* [Problem description] Copy each line holding the string "color".

Figure record listings
● ● ● ●

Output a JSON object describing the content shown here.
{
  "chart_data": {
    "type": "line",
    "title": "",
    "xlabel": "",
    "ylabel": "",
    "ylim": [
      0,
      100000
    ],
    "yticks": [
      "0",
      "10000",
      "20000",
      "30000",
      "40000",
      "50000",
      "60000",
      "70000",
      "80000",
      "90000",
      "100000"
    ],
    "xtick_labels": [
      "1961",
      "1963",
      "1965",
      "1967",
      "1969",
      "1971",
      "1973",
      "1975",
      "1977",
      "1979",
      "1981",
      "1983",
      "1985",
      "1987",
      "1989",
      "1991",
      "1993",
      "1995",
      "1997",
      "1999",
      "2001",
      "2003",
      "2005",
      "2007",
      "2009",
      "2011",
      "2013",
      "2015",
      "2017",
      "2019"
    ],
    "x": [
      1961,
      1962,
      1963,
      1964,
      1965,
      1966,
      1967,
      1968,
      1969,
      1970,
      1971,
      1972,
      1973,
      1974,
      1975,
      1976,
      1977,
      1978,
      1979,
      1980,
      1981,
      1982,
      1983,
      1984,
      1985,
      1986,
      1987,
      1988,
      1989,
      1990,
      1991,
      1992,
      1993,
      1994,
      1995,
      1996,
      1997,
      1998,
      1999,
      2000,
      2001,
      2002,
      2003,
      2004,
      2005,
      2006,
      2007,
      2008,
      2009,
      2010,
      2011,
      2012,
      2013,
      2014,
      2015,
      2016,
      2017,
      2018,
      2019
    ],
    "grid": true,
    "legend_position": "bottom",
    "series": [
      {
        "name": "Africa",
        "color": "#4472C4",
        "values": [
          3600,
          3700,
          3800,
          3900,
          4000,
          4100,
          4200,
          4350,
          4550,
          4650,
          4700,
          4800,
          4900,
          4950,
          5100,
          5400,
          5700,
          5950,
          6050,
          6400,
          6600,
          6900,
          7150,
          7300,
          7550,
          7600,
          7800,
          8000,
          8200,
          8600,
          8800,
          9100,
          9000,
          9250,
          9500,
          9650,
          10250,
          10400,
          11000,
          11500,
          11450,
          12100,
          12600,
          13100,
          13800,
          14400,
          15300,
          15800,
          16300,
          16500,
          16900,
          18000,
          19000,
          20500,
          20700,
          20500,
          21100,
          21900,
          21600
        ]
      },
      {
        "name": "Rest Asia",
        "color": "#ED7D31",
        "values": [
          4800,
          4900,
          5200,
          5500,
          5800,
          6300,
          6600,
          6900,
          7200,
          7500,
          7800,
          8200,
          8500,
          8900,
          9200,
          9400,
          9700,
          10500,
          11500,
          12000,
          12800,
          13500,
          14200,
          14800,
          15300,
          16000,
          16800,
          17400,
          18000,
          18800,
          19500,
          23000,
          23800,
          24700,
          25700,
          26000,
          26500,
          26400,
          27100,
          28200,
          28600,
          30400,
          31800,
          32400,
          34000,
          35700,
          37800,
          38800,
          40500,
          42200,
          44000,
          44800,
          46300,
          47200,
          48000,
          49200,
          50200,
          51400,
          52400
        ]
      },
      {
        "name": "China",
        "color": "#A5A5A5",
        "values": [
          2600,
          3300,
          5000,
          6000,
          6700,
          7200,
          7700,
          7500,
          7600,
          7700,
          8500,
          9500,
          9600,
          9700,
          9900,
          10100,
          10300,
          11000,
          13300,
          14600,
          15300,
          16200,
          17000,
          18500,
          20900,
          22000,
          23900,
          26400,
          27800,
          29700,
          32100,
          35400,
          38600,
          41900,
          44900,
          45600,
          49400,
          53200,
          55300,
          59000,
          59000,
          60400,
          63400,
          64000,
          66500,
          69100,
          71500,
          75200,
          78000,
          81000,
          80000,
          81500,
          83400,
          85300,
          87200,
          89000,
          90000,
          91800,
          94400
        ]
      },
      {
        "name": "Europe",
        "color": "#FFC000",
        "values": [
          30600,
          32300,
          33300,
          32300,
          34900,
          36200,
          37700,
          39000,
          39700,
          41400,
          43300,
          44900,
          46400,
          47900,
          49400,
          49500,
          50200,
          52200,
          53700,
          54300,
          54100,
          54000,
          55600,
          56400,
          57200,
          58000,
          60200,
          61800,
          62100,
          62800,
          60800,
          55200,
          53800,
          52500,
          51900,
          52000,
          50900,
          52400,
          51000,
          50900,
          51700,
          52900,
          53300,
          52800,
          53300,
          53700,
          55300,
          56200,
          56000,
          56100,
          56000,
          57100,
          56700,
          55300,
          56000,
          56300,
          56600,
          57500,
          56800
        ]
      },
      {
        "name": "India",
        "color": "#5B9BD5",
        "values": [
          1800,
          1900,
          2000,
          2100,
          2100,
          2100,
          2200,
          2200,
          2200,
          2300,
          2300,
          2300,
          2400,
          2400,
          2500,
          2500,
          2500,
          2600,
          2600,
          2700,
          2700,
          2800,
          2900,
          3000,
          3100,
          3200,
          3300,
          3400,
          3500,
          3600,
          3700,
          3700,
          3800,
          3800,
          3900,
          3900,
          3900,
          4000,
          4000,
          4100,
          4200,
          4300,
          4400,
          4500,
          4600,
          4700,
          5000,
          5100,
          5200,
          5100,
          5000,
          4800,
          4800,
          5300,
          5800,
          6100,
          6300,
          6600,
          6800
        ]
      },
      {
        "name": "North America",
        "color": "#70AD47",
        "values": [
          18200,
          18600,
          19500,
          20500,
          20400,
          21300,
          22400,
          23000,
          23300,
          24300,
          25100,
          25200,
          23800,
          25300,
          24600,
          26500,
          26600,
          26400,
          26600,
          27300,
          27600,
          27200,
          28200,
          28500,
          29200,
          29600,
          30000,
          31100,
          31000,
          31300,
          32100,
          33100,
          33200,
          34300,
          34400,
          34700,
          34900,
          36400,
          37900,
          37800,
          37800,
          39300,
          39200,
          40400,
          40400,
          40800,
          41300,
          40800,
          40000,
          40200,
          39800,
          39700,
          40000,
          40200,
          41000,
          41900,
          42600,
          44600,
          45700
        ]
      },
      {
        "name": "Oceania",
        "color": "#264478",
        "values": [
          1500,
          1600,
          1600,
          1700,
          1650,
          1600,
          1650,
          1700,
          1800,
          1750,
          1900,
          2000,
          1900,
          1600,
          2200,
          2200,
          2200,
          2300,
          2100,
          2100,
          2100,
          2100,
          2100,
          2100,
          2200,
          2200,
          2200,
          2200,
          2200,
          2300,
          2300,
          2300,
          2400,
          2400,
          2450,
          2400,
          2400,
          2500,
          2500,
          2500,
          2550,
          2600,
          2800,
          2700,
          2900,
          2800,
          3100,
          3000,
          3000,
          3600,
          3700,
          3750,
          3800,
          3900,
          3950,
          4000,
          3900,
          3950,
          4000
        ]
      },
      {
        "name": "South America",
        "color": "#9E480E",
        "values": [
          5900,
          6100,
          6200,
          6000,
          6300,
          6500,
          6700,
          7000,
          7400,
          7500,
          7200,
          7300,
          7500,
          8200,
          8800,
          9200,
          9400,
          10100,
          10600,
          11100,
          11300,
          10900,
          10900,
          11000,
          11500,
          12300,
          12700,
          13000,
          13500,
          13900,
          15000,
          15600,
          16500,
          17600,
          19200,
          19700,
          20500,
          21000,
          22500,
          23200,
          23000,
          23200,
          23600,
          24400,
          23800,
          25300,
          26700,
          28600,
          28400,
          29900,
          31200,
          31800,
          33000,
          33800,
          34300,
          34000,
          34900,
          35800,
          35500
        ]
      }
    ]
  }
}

● ● ● ●

* [Exercise solution]
        "color": "#4472C4",
        "color": "#ED7D31",
        "color": "#A5A5A5",
        "color": "#FFC000",
        "color": "#5B9BD5",
        "color": "#70AD47",
        "color": "#264478",
        "color": "#9E480E",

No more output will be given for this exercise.